> **GIVEN ENTRIES**
┄┄┄┄┄┄┄┄┄┄┄┄┄┄┄┄┄┄┄┄
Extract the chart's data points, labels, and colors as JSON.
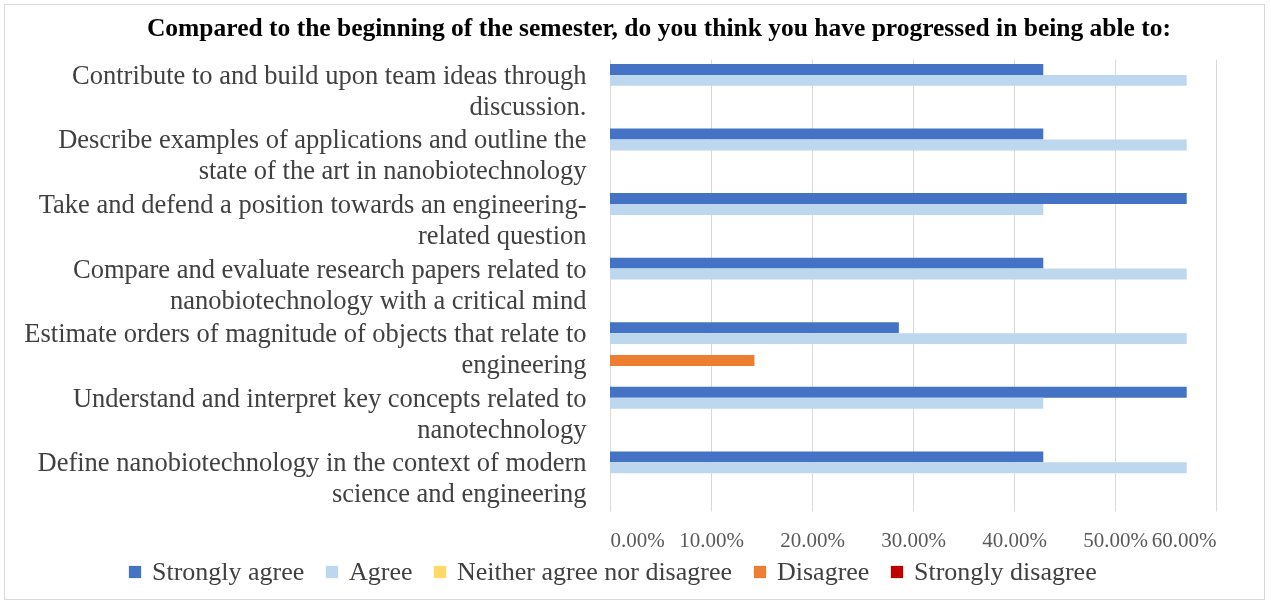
{
  "chart_data": {
    "type": "bar",
    "orientation": "horizontal",
    "title": "Compared to the beginning of the semester, do you think you have progressed in being able to:",
    "categories": [
      "Contribute to and build upon team ideas through discussion.",
      "Describe examples of applications and outline the state of the art in nanobiotechnology",
      "Take and defend a position towards an engineering-related question",
      "Compare and evaluate research papers related to nanobiotechnology with a critical mind",
      "Estimate orders of magnitude of objects that relate to engineering",
      "Understand and interpret key concepts related to nanotechnology",
      "Define nanobiotechnology in the context of modern science and engineering"
    ],
    "series": [
      {
        "name": "Strongly agree",
        "color": "#4472c4",
        "values": [
          42.9,
          42.9,
          57.1,
          42.9,
          28.6,
          57.1,
          42.9
        ]
      },
      {
        "name": "Agree",
        "color": "#bdd7ee",
        "values": [
          57.1,
          57.1,
          42.9,
          57.1,
          57.1,
          42.9,
          57.1
        ]
      },
      {
        "name": "Neither agree nor disagree",
        "color": "#ffd966",
        "values": [
          0,
          0,
          0,
          0,
          0,
          0,
          0
        ]
      },
      {
        "name": "Disagree",
        "color": "#ed7d31",
        "values": [
          0,
          0,
          0,
          0,
          14.3,
          0,
          0
        ]
      },
      {
        "name": "Strongly disagree",
        "color": "#c00000",
        "values": [
          0,
          0,
          0,
          0,
          0,
          0,
          0
        ]
      }
    ],
    "xlim": [
      0,
      60
    ],
    "xticks": [
      {
        "value": 0,
        "label": "0.00%"
      },
      {
        "value": 10,
        "label": "10.00%"
      },
      {
        "value": 20,
        "label": "20.00%"
      },
      {
        "value": 30,
        "label": "30.00%"
      },
      {
        "value": 40,
        "label": "40.00%"
      },
      {
        "value": 50,
        "label": "50.00%"
      },
      {
        "value": 60,
        "label": "60.00%"
      }
    ],
    "grid": "x",
    "legend": "bottom"
  }
}
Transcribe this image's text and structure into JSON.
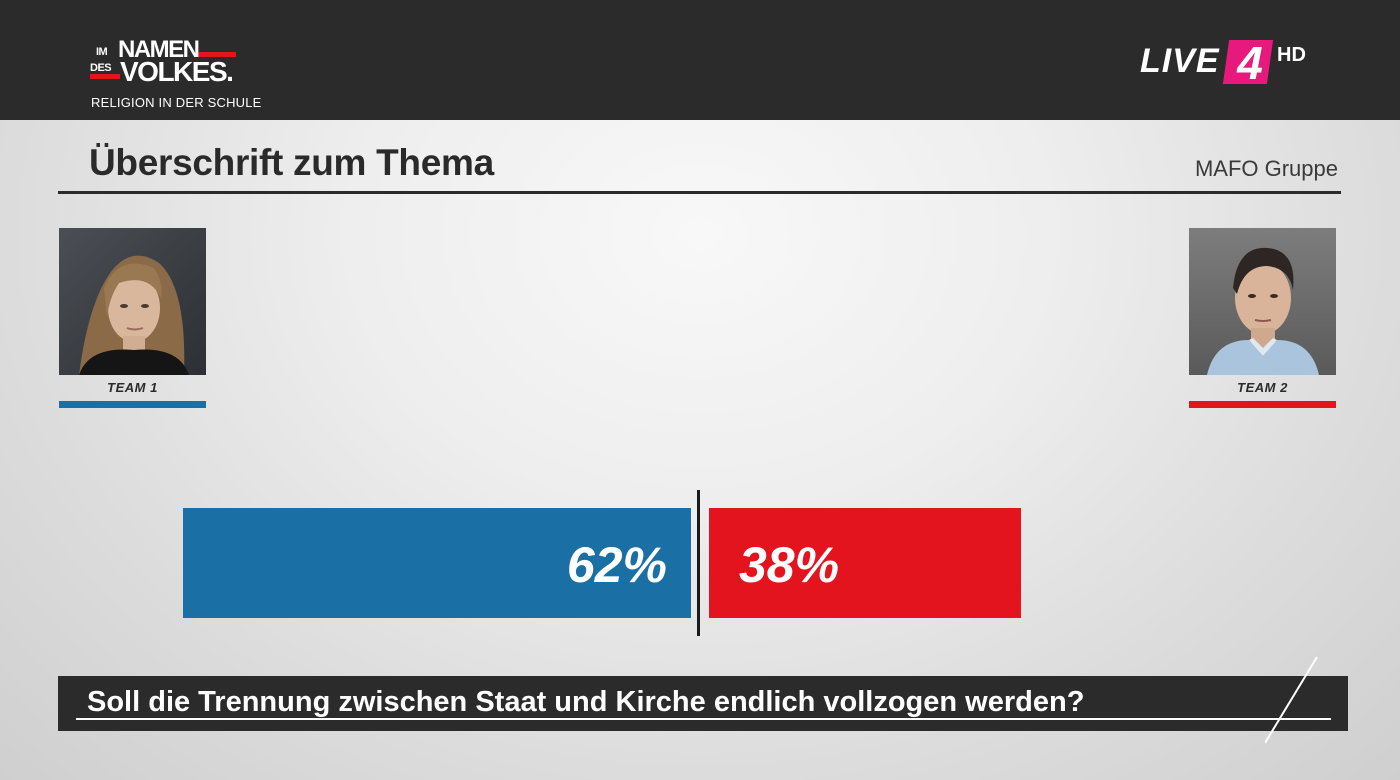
{
  "header": {
    "show_logo": {
      "im": "IM",
      "namen": "NAMEN",
      "des": "DES",
      "volkes": "VOLKES."
    },
    "episode_topic": "RELIGION IN DER SCHULE",
    "channel_logo": {
      "live": "LIVE",
      "four": "4",
      "hd": "HD"
    }
  },
  "main": {
    "title": "Überschrift zum Thema",
    "source": "MAFO Gruppe"
  },
  "teams": [
    {
      "label": "TEAM 1",
      "color": "#1a6fa5"
    },
    {
      "label": "TEAM 2",
      "color": "#e3141e"
    }
  ],
  "chart_data": {
    "type": "bar",
    "categories": [
      "TEAM 1",
      "TEAM 2"
    ],
    "values": [
      62,
      38
    ],
    "labels": [
      "62%",
      "38%"
    ],
    "colors": [
      "#1a6fa5",
      "#e3141e"
    ],
    "unit": "%"
  },
  "question": {
    "text": "Soll die Trennung zwischen Staat und Kirche endlich vollzogen werden?"
  },
  "colors": {
    "topbar": "#2b2b2b",
    "team1": "#1a6fa5",
    "team2": "#e3141e",
    "channel_accent": "#e8197d"
  }
}
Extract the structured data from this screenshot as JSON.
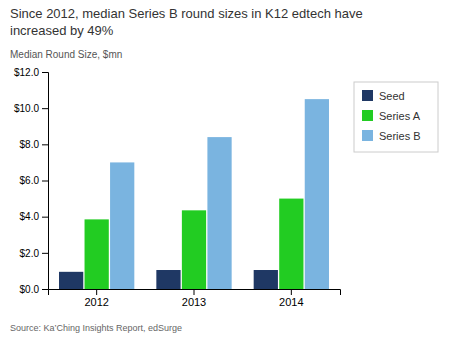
{
  "chart_data": {
    "type": "bar",
    "title": "Since 2012, median Series B round sizes in K12 edtech have",
    "subtitle": "increased by 49%",
    "y_label": "Median Round Size, $mn",
    "annotations": [
      "Source: Ka’Ching Insights Report, edSurge"
    ],
    "categories": [
      "2012",
      "2013",
      "2014"
    ],
    "series": [
      {
        "name": "Seed",
        "color": "#1f3864",
        "values": [
          0.95,
          1.05,
          1.05
        ]
      },
      {
        "name": "Series A",
        "color": "#22cc22",
        "values": [
          3.85,
          4.35,
          5.0
        ]
      },
      {
        "name": "Series B",
        "color": "#7ab4e0",
        "values": [
          7.0,
          8.4,
          10.5
        ]
      }
    ],
    "ylim": [
      0,
      12.0
    ],
    "yticks": [
      {
        "value": 0,
        "label": "$0.0"
      },
      {
        "value": 2.0,
        "label": "$2.0"
      },
      {
        "value": 4.0,
        "label": "$4.0"
      },
      {
        "value": 6.0,
        "label": "$6.0"
      },
      {
        "value": 8.0,
        "label": "$8.0"
      },
      {
        "value": 10.0,
        "label": "$10.0"
      },
      {
        "value": 12.0,
        "label": "$12.0"
      }
    ],
    "grid": false,
    "legend": "right"
  }
}
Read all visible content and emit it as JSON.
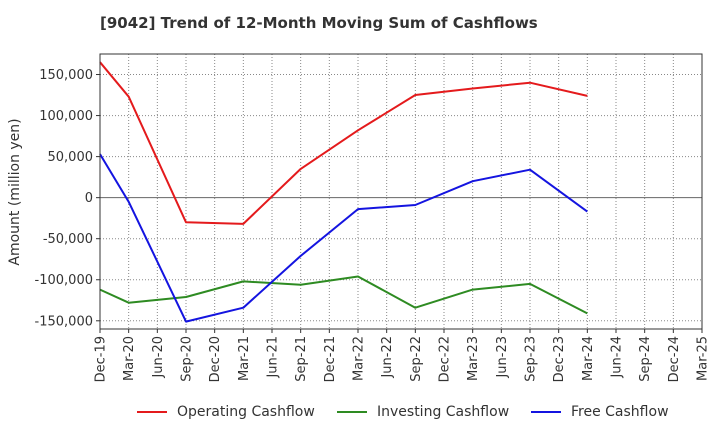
{
  "chart_data": {
    "type": "line",
    "title": "[9042]  Trend of 12-Month Moving Sum of Cashflows",
    "xlabel": "",
    "ylabel": "Amount (million yen)",
    "categories": [
      "Dec-19",
      "Mar-20",
      "Jun-20",
      "Sep-20",
      "Dec-20",
      "Mar-21",
      "Jun-21",
      "Sep-21",
      "Dec-21",
      "Mar-22",
      "Jun-22",
      "Sep-22",
      "Dec-22",
      "Mar-23",
      "Jun-23",
      "Sep-23",
      "Dec-23",
      "Mar-24",
      "Jun-24",
      "Sep-24",
      "Dec-24",
      "Mar-25"
    ],
    "y_ticks": [
      150000,
      100000,
      50000,
      0,
      -50000,
      -100000,
      -150000
    ],
    "y_tick_labels": [
      "150,000",
      "100,000",
      "50,000",
      "0",
      "-50,000",
      "-100,000",
      "-150,000"
    ],
    "ylim": [
      -160000,
      175000
    ],
    "grid": true,
    "legend_position": "bottom",
    "series": [
      {
        "name": "Operating Cashflow",
        "color": "#e41a1c",
        "values": [
          165000,
          123000,
          null,
          -30000,
          null,
          -32000,
          null,
          35000,
          null,
          82000,
          null,
          125000,
          null,
          133000,
          null,
          140000,
          null,
          124000,
          null,
          null,
          null,
          null
        ]
      },
      {
        "name": "Investing Cashflow",
        "color": "#2e8b22",
        "values": [
          -112000,
          -128000,
          null,
          -121000,
          null,
          -102000,
          null,
          -106000,
          null,
          -96000,
          null,
          -134000,
          null,
          -112000,
          null,
          -105000,
          null,
          -141000,
          null,
          null,
          null,
          null
        ]
      },
      {
        "name": "Free Cashflow",
        "color": "#1414e0",
        "values": [
          53000,
          -5000,
          null,
          -151000,
          null,
          -134000,
          null,
          -71000,
          null,
          -14000,
          null,
          -9000,
          null,
          20000,
          null,
          34000,
          null,
          -17000,
          null,
          null,
          null,
          null
        ]
      }
    ]
  }
}
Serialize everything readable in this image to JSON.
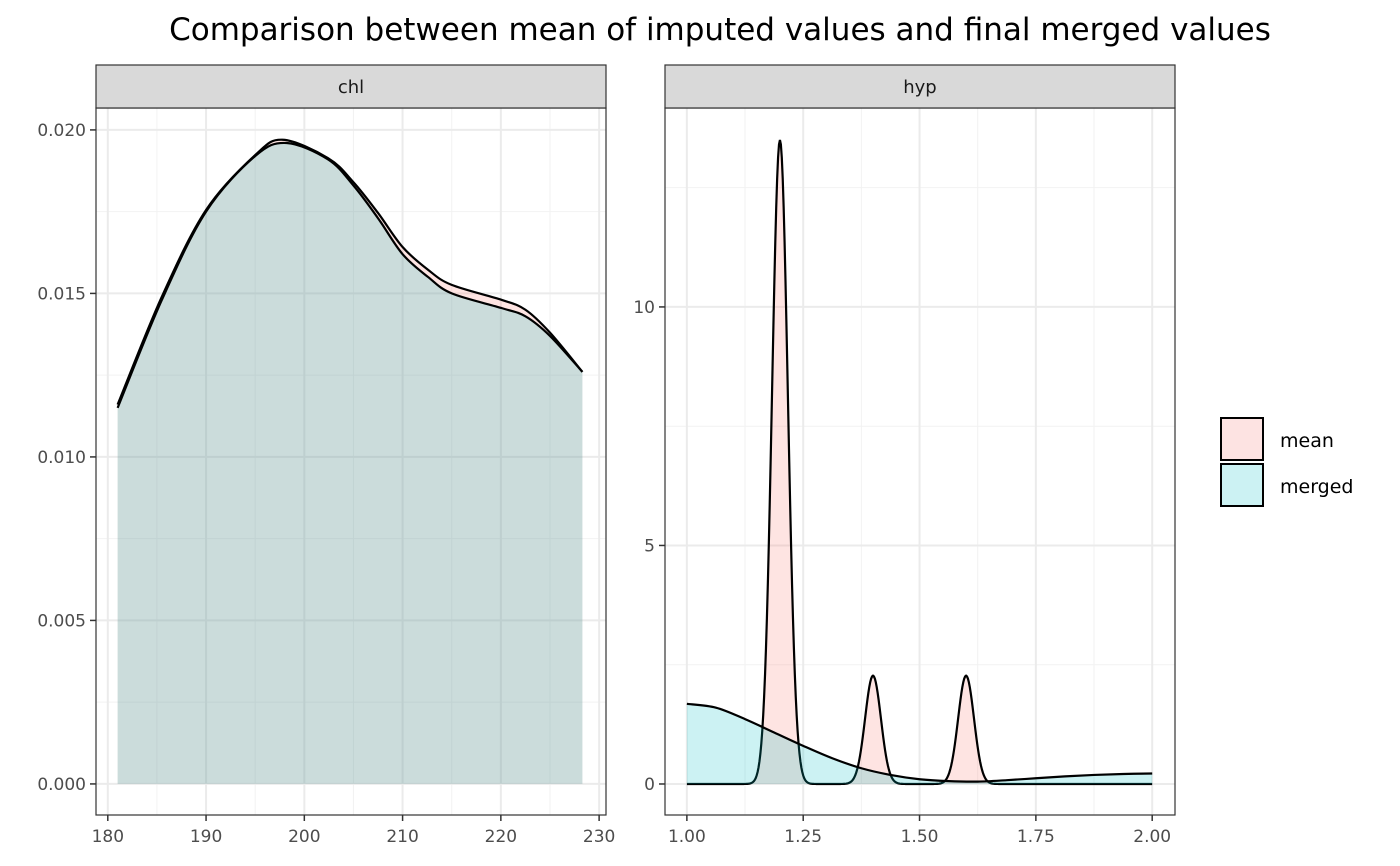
{
  "chart_data": {
    "type": "area",
    "title": "Comparison between mean of imputed values and final merged values",
    "legend": {
      "placement": "right",
      "entries": [
        "mean",
        "merged"
      ]
    },
    "colors": {
      "mean": "#F8766D",
      "merged": "#00BFC4",
      "fill_alpha": 0.2,
      "strip_bg": "#d9d9d9"
    },
    "panels": [
      {
        "name": "chl",
        "xlim": [
          178.8,
          230.7
        ],
        "ylim": [
          -0.00095,
          0.02067
        ],
        "x_ticks": [
          180,
          190,
          200,
          210,
          220,
          230
        ],
        "x_tick_labels": [
          "180",
          "190",
          "200",
          "210",
          "220",
          "230"
        ],
        "y_ticks": [
          0,
          0.005,
          0.01,
          0.015,
          0.02
        ],
        "y_tick_labels": [
          "0.000",
          "0.005",
          "0.010",
          "0.015",
          "0.020"
        ],
        "series": [
          {
            "name": "mean",
            "x": [
              181,
              185.5,
              190,
              195,
              197.8,
              202.4,
              205,
              207.5,
              210,
              212.6,
              215,
              220.1,
              222.5,
              225,
              228.3
            ],
            "y": [
              0.0116,
              0.0149,
              0.01755,
              0.01923,
              0.0197,
              0.01914,
              0.0184,
              0.01746,
              0.01642,
              0.01572,
              0.01526,
              0.0148,
              0.0145,
              0.0138,
              0.0126
            ]
          },
          {
            "name": "merged",
            "x": [
              181,
              185.5,
              190,
              195,
              198.2,
              202.4,
              205,
              207.5,
              210,
              212.6,
              215,
              220.1,
              222.5,
              225,
              228.3
            ],
            "y": [
              0.0115,
              0.0148,
              0.0175,
              0.0192,
              0.0196,
              0.0191,
              0.0183,
              0.0173,
              0.0162,
              0.0155,
              0.015,
              0.01455,
              0.0143,
              0.0137,
              0.0126
            ]
          }
        ]
      },
      {
        "name": "hyp",
        "xlim": [
          0.953,
          2.049
        ],
        "ylim": [
          -0.65,
          14.17
        ],
        "x_ticks": [
          1.0,
          1.25,
          1.5,
          1.75,
          2.0
        ],
        "x_tick_labels": [
          "1.00",
          "1.25",
          "1.50",
          "1.75",
          "2.00"
        ],
        "y_ticks": [
          0,
          5,
          10
        ],
        "y_tick_labels": [
          "0",
          "5",
          "10"
        ],
        "series": [
          {
            "name": "mean",
            "x_range": [
              1.0,
              2.0
            ],
            "peaks": [
              {
                "center": 1.2,
                "height": 13.5,
                "sd": 0.017
              },
              {
                "center": 1.4,
                "height": 2.27,
                "sd": 0.017
              },
              {
                "center": 1.6,
                "height": 2.27,
                "sd": 0.017
              }
            ]
          },
          {
            "name": "merged",
            "x": [
              1.0,
              1.0625,
              1.125,
              1.1875,
              1.25,
              1.3125,
              1.375,
              1.4375,
              1.5,
              1.5625,
              1.625,
              1.6875,
              1.75,
              1.8125,
              1.875,
              1.9375,
              2.0
            ],
            "y": [
              1.68,
              1.6,
              1.36,
              1.08,
              0.8,
              0.54,
              0.33,
              0.19,
              0.1,
              0.06,
              0.05,
              0.08,
              0.12,
              0.16,
              0.19,
              0.21,
              0.22
            ]
          }
        ]
      }
    ]
  }
}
┄┄┄┄┄┄┄┄┄┄┄┄┄┄┄┄┄┄┄┄
> **GOAL OF THE EXERCISE**
Show the lines from the data above that contain the string "question".

> **COMPLETE RESPONSE**
      "Take and defend a position towards an engineering-related question",
  "question": {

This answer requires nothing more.